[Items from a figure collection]
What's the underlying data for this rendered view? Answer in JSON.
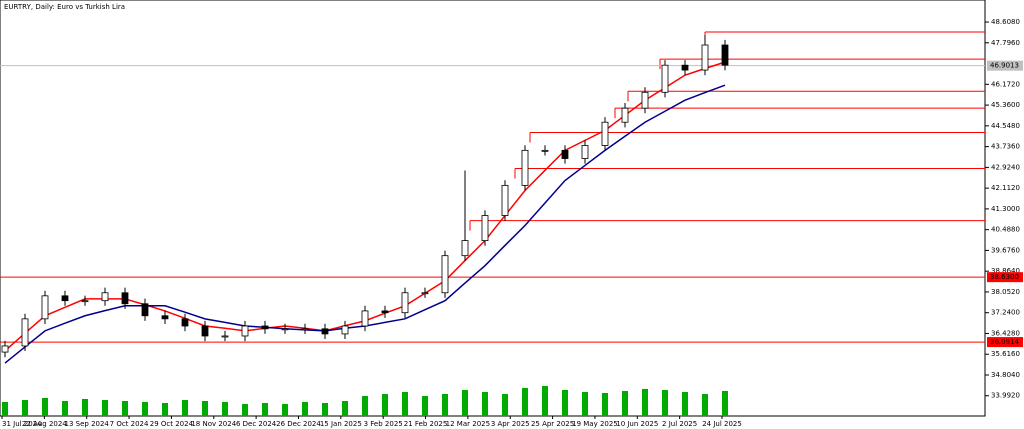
{
  "chart_data": {
    "type": "candlestick",
    "title": "EURTRY, Daily:  Euro vs Turkish Lira",
    "x_labels": [
      "31 Jul 2024",
      "22 Aug 2024",
      "13 Sep 2024",
      "7 Oct 2024",
      "29 Oct 2024",
      "18 Nov 2024",
      "6 Dec 2024",
      "26 Dec 2024",
      "15 Jan 2025",
      "3 Feb 2025",
      "21 Feb 2025",
      "12 Mar 2025",
      "3 Apr 2025",
      "25 Apr 2025",
      "19 May 2025",
      "10 Jun 2025",
      "2 Jul 2025",
      "24 Jul 2025"
    ],
    "open": [
      35.7,
      35.94,
      37.0,
      37.9,
      37.71,
      37.71,
      38.02,
      37.59,
      37.12,
      37.0,
      36.72,
      36.33,
      36.33,
      36.72,
      36.61,
      36.61,
      36.61,
      36.41,
      36.72,
      37.31,
      37.24,
      38.02,
      38.02,
      39.47,
      40.06,
      41.04,
      42.22,
      43.59,
      43.59,
      43.27,
      43.78,
      44.69,
      45.24,
      45.86,
      46.92,
      46.73,
      47.71
    ],
    "high": [
      36.14,
      37.2,
      38.1,
      38.1,
      37.91,
      38.22,
      38.22,
      37.79,
      37.32,
      37.2,
      36.92,
      36.53,
      36.92,
      36.92,
      36.81,
      36.81,
      36.81,
      36.92,
      37.51,
      37.51,
      38.22,
      38.22,
      39.67,
      42.8,
      41.24,
      42.42,
      43.79,
      43.79,
      43.79,
      43.98,
      44.89,
      45.44,
      46.06,
      47.12,
      47.12,
      48.1,
      47.91
    ],
    "low": [
      35.5,
      35.74,
      36.8,
      37.51,
      37.51,
      37.51,
      37.39,
      36.92,
      36.8,
      36.52,
      36.13,
      36.13,
      36.13,
      36.41,
      36.41,
      36.41,
      36.21,
      36.21,
      36.52,
      37.04,
      37.04,
      37.82,
      37.82,
      39.27,
      39.86,
      40.84,
      42.02,
      43.39,
      43.07,
      43.07,
      43.58,
      44.49,
      45.04,
      45.66,
      46.53,
      46.53,
      46.72
    ],
    "close": [
      35.94,
      37.0,
      37.9,
      37.71,
      37.71,
      38.02,
      37.59,
      37.12,
      37.0,
      36.72,
      36.33,
      36.33,
      36.72,
      36.61,
      36.61,
      36.61,
      36.41,
      36.72,
      37.31,
      37.24,
      38.02,
      38.02,
      39.47,
      40.06,
      41.04,
      42.22,
      43.59,
      43.59,
      43.27,
      43.78,
      44.69,
      45.24,
      45.86,
      46.92,
      46.73,
      47.71,
      46.92
    ],
    "series": [
      {
        "color": "#ff0000",
        "values": [
          35.75,
          36.44,
          37.12,
          37.45,
          37.78,
          37.78,
          37.78,
          37.55,
          37.31,
          37.02,
          36.72,
          36.63,
          36.53,
          36.63,
          36.72,
          36.63,
          36.53,
          36.73,
          36.92,
          37.22,
          37.51,
          38.0,
          38.49,
          39.28,
          40.06,
          41.04,
          42.02,
          42.81,
          43.59,
          43.98,
          44.37,
          44.96,
          45.55,
          46.04,
          46.53,
          46.79,
          47.04
        ]
      },
      {
        "color": "#00008b",
        "values": [
          35.27,
          35.9,
          36.53,
          36.83,
          37.12,
          37.32,
          37.51,
          37.51,
          37.51,
          37.26,
          37.0,
          36.86,
          36.72,
          36.67,
          36.61,
          36.57,
          36.53,
          36.63,
          36.72,
          36.86,
          37.0,
          37.36,
          37.71,
          38.4,
          39.08,
          39.87,
          40.65,
          41.53,
          42.41,
          43.0,
          43.59,
          44.14,
          44.69,
          45.12,
          45.55,
          45.85,
          46.14
        ]
      }
    ],
    "volume": [
      14,
      16,
      18,
      15,
      17,
      16,
      15,
      14,
      13,
      16,
      15,
      14,
      12,
      13,
      12,
      14,
      13,
      15,
      20,
      22,
      24,
      20,
      22,
      26,
      24,
      22,
      28,
      30,
      26,
      24,
      23,
      25,
      27,
      26,
      24,
      22,
      25
    ],
    "volume_color": "#00aa00",
    "levels": [
      48.22,
      47.16,
      45.9,
      45.24,
      44.29,
      42.88,
      40.84,
      38.63,
      36.0914
    ],
    "level_color": "#ff0000",
    "level_labels": [
      {
        "value": 38.63,
        "label": "38.6300"
      },
      {
        "value": 36.0914,
        "label": "36.0914"
      }
    ],
    "price": {
      "value": 46.9013,
      "label": "46.9013"
    },
    "ylim": [
      33.2,
      49.47
    ],
    "yticks": [
      {
        "value": 48.608,
        "label": "48.6080"
      },
      {
        "value": 47.796,
        "label": "47.7960"
      },
      {
        "value": 46.172,
        "label": "46.1720"
      },
      {
        "value": 45.36,
        "label": "45.3600"
      },
      {
        "value": 44.548,
        "label": "44.5480"
      },
      {
        "value": 43.736,
        "label": "43.7360"
      },
      {
        "value": 42.924,
        "label": "42.9240"
      },
      {
        "value": 42.112,
        "label": "42.1120"
      },
      {
        "value": 41.3,
        "label": "41.3000"
      },
      {
        "value": 40.488,
        "label": "40.4880"
      },
      {
        "value": 39.676,
        "label": "39.6760"
      },
      {
        "value": 38.864,
        "label": "38.8640"
      },
      {
        "value": 38.052,
        "label": "38.0520"
      },
      {
        "value": 37.24,
        "label": "37.2400"
      },
      {
        "value": 36.428,
        "label": "36.4280"
      },
      {
        "value": 35.616,
        "label": "35.6160"
      },
      {
        "value": 34.804,
        "label": "34.8040"
      },
      {
        "value": 33.992,
        "label": "33.9920"
      }
    ]
  }
}
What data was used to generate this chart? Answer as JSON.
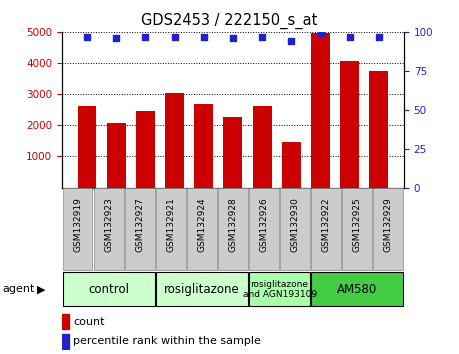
{
  "title": "GDS2453 / 222150_s_at",
  "samples": [
    "GSM132919",
    "GSM132923",
    "GSM132927",
    "GSM132921",
    "GSM132924",
    "GSM132928",
    "GSM132926",
    "GSM132930",
    "GSM132922",
    "GSM132925",
    "GSM132929"
  ],
  "counts": [
    2620,
    2080,
    2450,
    3050,
    2680,
    2260,
    2620,
    1450,
    4950,
    4080,
    3750
  ],
  "percentiles": [
    97,
    96,
    97,
    97,
    97,
    96,
    97,
    94,
    99,
    97,
    97
  ],
  "bar_color": "#cc0000",
  "dot_color": "#2222cc",
  "ylim_left": [
    0,
    5000
  ],
  "ylim_right": [
    0,
    100
  ],
  "yticks_left": [
    1000,
    2000,
    3000,
    4000,
    5000
  ],
  "yticks_right": [
    0,
    25,
    50,
    75,
    100
  ],
  "agent_groups": [
    {
      "label": "control",
      "start": 0,
      "end": 3,
      "color": "#ccffcc"
    },
    {
      "label": "rosiglitazone",
      "start": 3,
      "end": 6,
      "color": "#ccffcc"
    },
    {
      "label": "rosiglitazone\nand AGN193109",
      "start": 6,
      "end": 8,
      "color": "#aaffaa"
    },
    {
      "label": "AM580",
      "start": 8,
      "end": 11,
      "color": "#44cc44"
    }
  ],
  "tick_bg_color": "#cccccc",
  "legend_red_label": "count",
  "legend_blue_label": "percentile rank within the sample",
  "bg_color": "#ffffff"
}
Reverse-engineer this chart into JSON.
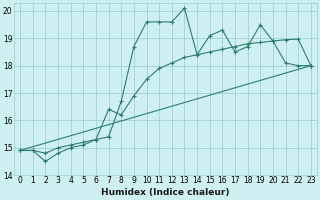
{
  "xlabel": "Humidex (Indice chaleur)",
  "ylabel": "",
  "bg_color": "#cff0f0",
  "line_color": "#2e7d6e",
  "grid_color": "#99cccc",
  "xlim": [
    -0.5,
    23.5
  ],
  "ylim": [
    14,
    20.3
  ],
  "xticks": [
    0,
    1,
    2,
    3,
    4,
    5,
    6,
    7,
    8,
    9,
    10,
    11,
    12,
    13,
    14,
    15,
    16,
    17,
    18,
    19,
    20,
    21,
    22,
    23
  ],
  "yticks": [
    14,
    15,
    16,
    17,
    18,
    19,
    20
  ],
  "line1_x": [
    0,
    1,
    2,
    3,
    4,
    5,
    6,
    7,
    8,
    9,
    10,
    11,
    12,
    13,
    14,
    15,
    16,
    17,
    18,
    19,
    20,
    21,
    22,
    23
  ],
  "line1_y": [
    14.9,
    14.9,
    14.5,
    14.8,
    15.0,
    15.1,
    15.3,
    15.4,
    16.7,
    18.7,
    19.6,
    19.6,
    19.6,
    20.1,
    18.4,
    19.1,
    19.3,
    18.5,
    18.7,
    19.5,
    18.9,
    18.1,
    18.0,
    18.0
  ],
  "line2_x": [
    0,
    1,
    2,
    3,
    4,
    5,
    6,
    7,
    8,
    9,
    10,
    11,
    12,
    13,
    14,
    15,
    16,
    17,
    18,
    19,
    20,
    21,
    22,
    23
  ],
  "line2_y": [
    14.9,
    14.9,
    14.8,
    15.0,
    15.1,
    15.2,
    15.3,
    16.4,
    16.2,
    16.9,
    17.5,
    17.9,
    18.1,
    18.3,
    18.4,
    18.5,
    18.6,
    18.7,
    18.8,
    18.85,
    18.9,
    18.95,
    18.97,
    18.0
  ],
  "line3_x": [
    0,
    23
  ],
  "line3_y": [
    14.9,
    18.0
  ]
}
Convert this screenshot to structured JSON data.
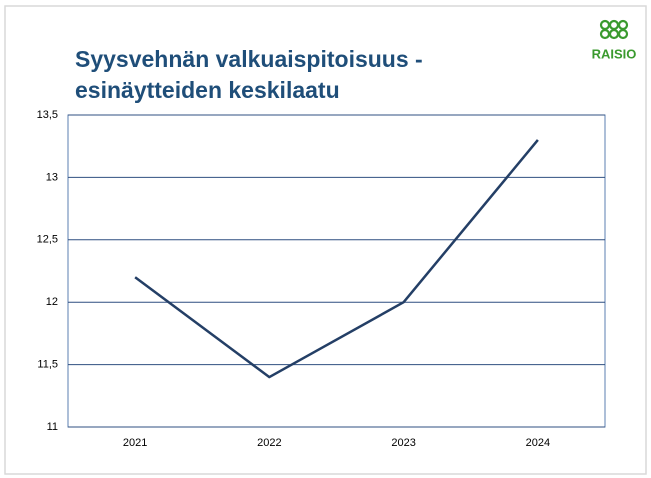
{
  "chart_data": {
    "type": "line",
    "title": [
      "Syysvehnän valkuaispitoisuus -",
      "esinäytteiden keskilaatu"
    ],
    "logo": "RAISIO",
    "categories": [
      "2021",
      "2022",
      "2023",
      "2024"
    ],
    "series": [
      {
        "name": null,
        "color": "#243f66",
        "values": [
          12.2,
          11.4,
          12.0,
          13.3
        ]
      }
    ],
    "ylim": [
      11,
      13.5
    ],
    "yticks": [
      11,
      {
        "value": 11.5,
        "label": "11,5"
      },
      12,
      {
        "value": 12.5,
        "label": "12,5"
      },
      13,
      {
        "value": 13.5,
        "label": "13,5"
      }
    ],
    "grid": true
  }
}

**WORK TO COMPLETE**:
Find how many lines in the material hold the word "What" and state that number alone.

**FINAL ANSWER**:
2